Saved data entries

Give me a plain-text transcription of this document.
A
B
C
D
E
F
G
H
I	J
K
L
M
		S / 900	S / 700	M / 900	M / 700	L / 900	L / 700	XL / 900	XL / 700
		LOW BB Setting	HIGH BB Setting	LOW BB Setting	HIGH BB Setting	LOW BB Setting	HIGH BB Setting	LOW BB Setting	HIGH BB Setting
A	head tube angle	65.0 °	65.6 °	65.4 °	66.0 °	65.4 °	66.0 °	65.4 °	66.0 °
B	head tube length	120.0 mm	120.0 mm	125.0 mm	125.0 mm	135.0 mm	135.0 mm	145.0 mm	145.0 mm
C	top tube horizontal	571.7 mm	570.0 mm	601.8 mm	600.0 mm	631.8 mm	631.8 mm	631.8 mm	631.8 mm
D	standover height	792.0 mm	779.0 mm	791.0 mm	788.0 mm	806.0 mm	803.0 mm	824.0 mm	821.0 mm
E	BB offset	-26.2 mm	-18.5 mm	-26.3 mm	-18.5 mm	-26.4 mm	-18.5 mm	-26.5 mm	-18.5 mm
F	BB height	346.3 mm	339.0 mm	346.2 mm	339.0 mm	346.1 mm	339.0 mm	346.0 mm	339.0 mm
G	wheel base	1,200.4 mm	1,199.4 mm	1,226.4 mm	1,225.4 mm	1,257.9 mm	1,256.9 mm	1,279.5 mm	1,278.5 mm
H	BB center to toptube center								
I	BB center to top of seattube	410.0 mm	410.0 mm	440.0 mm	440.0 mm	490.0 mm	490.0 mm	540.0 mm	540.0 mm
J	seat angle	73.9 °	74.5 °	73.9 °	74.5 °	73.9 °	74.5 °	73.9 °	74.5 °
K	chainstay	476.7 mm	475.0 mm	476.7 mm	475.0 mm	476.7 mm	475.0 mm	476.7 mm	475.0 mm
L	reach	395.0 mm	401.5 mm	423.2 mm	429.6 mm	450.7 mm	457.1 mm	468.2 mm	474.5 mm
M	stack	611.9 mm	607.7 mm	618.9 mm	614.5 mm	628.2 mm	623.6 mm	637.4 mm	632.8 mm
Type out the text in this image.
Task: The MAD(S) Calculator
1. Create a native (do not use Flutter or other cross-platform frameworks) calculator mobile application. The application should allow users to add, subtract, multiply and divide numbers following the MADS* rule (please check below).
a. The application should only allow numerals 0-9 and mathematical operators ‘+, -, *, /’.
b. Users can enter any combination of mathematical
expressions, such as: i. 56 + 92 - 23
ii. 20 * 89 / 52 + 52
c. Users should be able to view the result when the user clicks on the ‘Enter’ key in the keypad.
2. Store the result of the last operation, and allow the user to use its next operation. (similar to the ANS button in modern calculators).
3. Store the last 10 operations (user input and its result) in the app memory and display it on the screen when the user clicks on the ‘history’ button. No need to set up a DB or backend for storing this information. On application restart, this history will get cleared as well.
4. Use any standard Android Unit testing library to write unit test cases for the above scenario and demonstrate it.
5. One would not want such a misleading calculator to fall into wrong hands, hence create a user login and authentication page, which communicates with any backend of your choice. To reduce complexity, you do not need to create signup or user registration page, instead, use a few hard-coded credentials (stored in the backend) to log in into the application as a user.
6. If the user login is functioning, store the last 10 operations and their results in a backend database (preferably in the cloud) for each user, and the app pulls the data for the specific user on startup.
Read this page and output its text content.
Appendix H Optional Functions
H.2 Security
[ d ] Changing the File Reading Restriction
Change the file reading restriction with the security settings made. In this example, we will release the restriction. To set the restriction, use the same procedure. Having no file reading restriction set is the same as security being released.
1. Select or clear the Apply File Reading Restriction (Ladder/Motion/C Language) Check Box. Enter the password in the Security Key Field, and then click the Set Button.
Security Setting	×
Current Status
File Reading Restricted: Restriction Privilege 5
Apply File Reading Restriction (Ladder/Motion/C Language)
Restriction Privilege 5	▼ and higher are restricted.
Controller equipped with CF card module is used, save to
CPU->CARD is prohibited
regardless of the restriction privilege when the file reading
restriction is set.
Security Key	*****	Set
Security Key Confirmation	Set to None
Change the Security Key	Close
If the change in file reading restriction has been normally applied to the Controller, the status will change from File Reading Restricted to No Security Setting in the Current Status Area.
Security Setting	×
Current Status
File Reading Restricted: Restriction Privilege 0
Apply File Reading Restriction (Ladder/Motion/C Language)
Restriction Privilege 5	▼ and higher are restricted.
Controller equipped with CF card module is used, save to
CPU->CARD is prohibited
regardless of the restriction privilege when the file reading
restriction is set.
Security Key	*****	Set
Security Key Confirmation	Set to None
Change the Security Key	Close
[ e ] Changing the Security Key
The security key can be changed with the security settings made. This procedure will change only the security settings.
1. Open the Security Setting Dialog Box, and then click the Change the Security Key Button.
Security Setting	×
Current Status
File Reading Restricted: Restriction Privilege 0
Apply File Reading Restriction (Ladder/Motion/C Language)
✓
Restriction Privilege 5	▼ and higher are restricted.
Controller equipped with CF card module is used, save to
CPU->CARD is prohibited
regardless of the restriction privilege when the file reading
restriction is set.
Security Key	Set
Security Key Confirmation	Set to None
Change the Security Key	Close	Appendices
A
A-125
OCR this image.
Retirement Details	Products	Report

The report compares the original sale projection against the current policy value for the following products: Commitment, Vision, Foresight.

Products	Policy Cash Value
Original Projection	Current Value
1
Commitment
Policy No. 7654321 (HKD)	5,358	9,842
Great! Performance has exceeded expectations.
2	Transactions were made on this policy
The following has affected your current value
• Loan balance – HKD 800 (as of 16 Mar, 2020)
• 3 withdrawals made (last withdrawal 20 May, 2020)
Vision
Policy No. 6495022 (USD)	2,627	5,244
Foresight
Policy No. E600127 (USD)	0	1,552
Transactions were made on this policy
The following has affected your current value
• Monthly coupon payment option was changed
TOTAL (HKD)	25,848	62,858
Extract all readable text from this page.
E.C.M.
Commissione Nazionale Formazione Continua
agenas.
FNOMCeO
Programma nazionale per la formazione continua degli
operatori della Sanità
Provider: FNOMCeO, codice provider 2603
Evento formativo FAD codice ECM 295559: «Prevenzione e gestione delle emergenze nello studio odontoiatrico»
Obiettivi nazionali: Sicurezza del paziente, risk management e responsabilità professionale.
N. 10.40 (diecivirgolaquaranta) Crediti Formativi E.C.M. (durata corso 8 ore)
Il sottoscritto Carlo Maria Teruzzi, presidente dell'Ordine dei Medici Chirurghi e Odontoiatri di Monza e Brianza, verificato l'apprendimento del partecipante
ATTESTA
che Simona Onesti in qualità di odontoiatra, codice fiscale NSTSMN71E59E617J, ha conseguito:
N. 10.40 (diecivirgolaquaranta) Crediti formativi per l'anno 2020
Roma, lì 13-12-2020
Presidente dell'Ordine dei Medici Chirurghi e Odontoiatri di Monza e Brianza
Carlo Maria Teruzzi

* **Given instruction**
Return every entry verbatim.

* **Answer to this exercise**
Give me a plain-text transcription of this document.
A
B
C
D
E
F
G
H
I	J
K
L
M
		S / 900	S / 700	M / 900	M / 700	L / 900	L / 700	XL / 900	XL / 700
		LOW BB Setting	HIGH BB Setting	LOW BB Setting	HIGH BB Setting	LOW BB Setting	HIGH BB Setting	LOW BB Setting	HIGH BB Setting
A	head tube angle	65.0 °	65.6 °	65.4 °	66.0 °	65.4 °	66.0 °	65.4 °	66.0 °
B	head tube length	120.0 mm	120.0 mm	125.0 mm	125.0 mm	135.0 mm	135.0 mm	145.0 mm	145.0 mm
C	top tube horizontal	571.7 mm	570.0 mm	601.8 mm	600.0 mm	631.8 mm	631.8 mm	631.8 mm	631.8 mm
D	standover height	792.0 mm	779.0 mm	791.0 mm	788.0 mm	806.0 mm	803.0 mm	824.0 mm	821.0 mm
E	BB offset	-26.2 mm	-18.5 mm	-26.3 mm	-18.5 mm	-26.4 mm	-18.5 mm	-26.5 mm	-18.5 mm
F	BB height	346.3 mm	339.0 mm	346.2 mm	339.0 mm	346.1 mm	339.0 mm	346.0 mm	339.0 mm
G	wheel base	1,200.4 mm	1,199.4 mm	1,226.4 mm	1,225.4 mm	1,257.9 mm	1,256.9 mm	1,279.5 mm	1,278.5 mm
H	BB center to toptube center								
I	BB center to top of seattube	410.0 mm	410.0 mm	440.0 mm	440.0 mm	490.0 mm	490.0 mm	540.0 mm	540.0 mm
J	seat angle	73.9 °	74.5 °	73.9 °	74.5 °	73.9 °	74.5 °	73.9 °	74.5 °
K	chainstay	476.7 mm	475.0 mm	476.7 mm	475.0 mm	476.7 mm	475.0 mm	476.7 mm	475.0 mm
L	reach	395.0 mm	401.5 mm	423.2 mm	429.6 mm	450.7 mm	457.1 mm	468.2 mm	474.5 mm
M	stack	611.9 mm	607.7 mm	618.9 mm	614.5 mm	628.2 mm	623.6 mm	637.4 mm	632.8 mm
Type out the text in this image.
Task: The MAD(S) Calculator
1. Create a native (do not use Flutter or other cross-platform frameworks) calculator mobile application. The application should allow users to add, subtract, multiply and divide numbers following the MADS* rule (please check below).
a. The application should only allow numerals 0-9 and mathematical operators ‘+, -, *, /’.
b. Users can enter any combination of mathematical
expressions, such as: i. 56 + 92 - 23
ii. 20 * 89 / 52 + 52
c. Users should be able to view the result when the user clicks on the ‘Enter’ key in the keypad.
2. Store the result of the last operation, and allow the user to use its next operation. (similar to the ANS button in modern calculators).
3. Store the last 10 operations (user input and its result) in the app memory and display it on the screen when the user clicks on the ‘history’ button. No need to set up a DB or backend for storing this information. On application restart, this history will get cleared as well.
4. Use any standard Android Unit testing library to write unit test cases for the above scenario and demonstrate it.
5. One would not want such a misleading calculator to fall into wrong hands, hence create a user login and authentication page, which communicates with any backend of your choice. To reduce complexity, you do not need to create signup or user registration page, instead, use a few hard-coded credentials (stored in the backend) to log in into the application as a user.
6. If the user login is functioning, store the last 10 operations and their results in a backend database (preferably in the cloud) for each user, and the app pulls the data for the specific user on startup.
Read this page and output its text content.
Appendix H Optional Functions
H.2 Security
[ d ] Changing the File Reading Restriction
Change the file reading restriction with the security settings made. In this example, we will release the restriction. To set the restriction, use the same procedure. Having no file reading restriction set is the same as security being released.
1. Select or clear the Apply File Reading Restriction (Ladder/Motion/C Language) Check Box. Enter the password in the Security Key Field, and then click the Set Button.
Security Setting	×
Current Status
File Reading Restricted: Restriction Privilege 5
Apply File Reading Restriction (Ladder/Motion/C Language)
Restriction Privilege 5	▼ and higher are restricted.
Controller equipped with CF card module is used, save to
CPU->CARD is prohibited
regardless of the restriction privilege when the file reading
restriction is set.
Security Key	*****	Set
Security Key Confirmation	Set to None
Change the Security Key	Close
If the change in file reading restriction has been normally applied to the Controller, the status will change from File Reading Restricted to No Security Setting in the Current Status Area.
Security Setting	×
Current Status
File Reading Restricted: Restriction Privilege 0
Apply File Reading Restriction (Ladder/Motion/C Language)
Restriction Privilege 5	▼ and higher are restricted.
Controller equipped with CF card module is used, save to
CPU->CARD is prohibited
regardless of the restriction privilege when the file reading
restriction is set.
Security Key	*****	Set
Security Key Confirmation	Set to None
Change the Security Key	Close
[ e ] Changing the Security Key
The security key can be changed with the security settings made. This procedure will change only the security settings.
1. Open the Security Setting Dialog Box, and then click the Change the Security Key Button.
Security Setting	×
Current Status
File Reading Restricted: Restriction Privilege 0
Apply File Reading Restriction (Ladder/Motion/C Language)
✓
Restriction Privilege 5	▼ and higher are restricted.
Controller equipped with CF card module is used, save to
CPU->CARD is prohibited
regardless of the restriction privilege when the file reading
restriction is set.
Security Key	Set
Security Key Confirmation	Set to None
Change the Security Key	Close	Appendices
A
A-125
OCR this image.
Retirement Details	Products	Report

The report compares the original sale projection against the current policy value for the following products: Commitment, Vision, Foresight.

Products	Policy Cash Value
Original Projection	Current Value
1
Commitment
Policy No. 7654321 (HKD)	5,358	9,842
Great! Performance has exceeded expectations.
2	Transactions were made on this policy
The following has affected your current value
• Loan balance – HKD 800 (as of 16 Mar, 2020)
• 3 withdrawals made (last withdrawal 20 May, 2020)
Vision
Policy No. 6495022 (USD)	2,627	5,244
Foresight
Policy No. E600127 (USD)	0	1,552
Transactions were made on this policy
The following has affected your current value
• Monthly coupon payment option was changed
TOTAL (HKD)	25,848	62,858
Extract all readable text from this page.
E.C.M.
Commissione Nazionale Formazione Continua
agenas.
FNOMCeO
Programma nazionale per la formazione continua degli
operatori della Sanità
Provider: FNOMCeO, codice provider 2603
Evento formativo FAD codice ECM 295559: «Prevenzione e gestione delle emergenze nello studio odontoiatrico»
Obiettivi nazionali: Sicurezza del paziente, risk management e responsabilità professionale.
N. 10.40 (diecivirgolaquaranta) Crediti Formativi E.C.M. (durata corso 8 ore)
Il sottoscritto Carlo Maria Teruzzi, presidente dell'Ordine dei Medici Chirurghi e Odontoiatri di Monza e Brianza, verificato l'apprendimento del partecipante
ATTESTA
che Simona Onesti in qualità di odontoiatra, codice fiscale NSTSMN71E59E617J, ha conseguito:
N. 10.40 (diecivirgolaquaranta) Crediti formativi per l'anno 2020
Roma, lì 13-12-2020
Presidente dell'Ordine dei Medici Chirurghi e Odontoiatri di Monza e Brianza
Carlo Maria Teruzzi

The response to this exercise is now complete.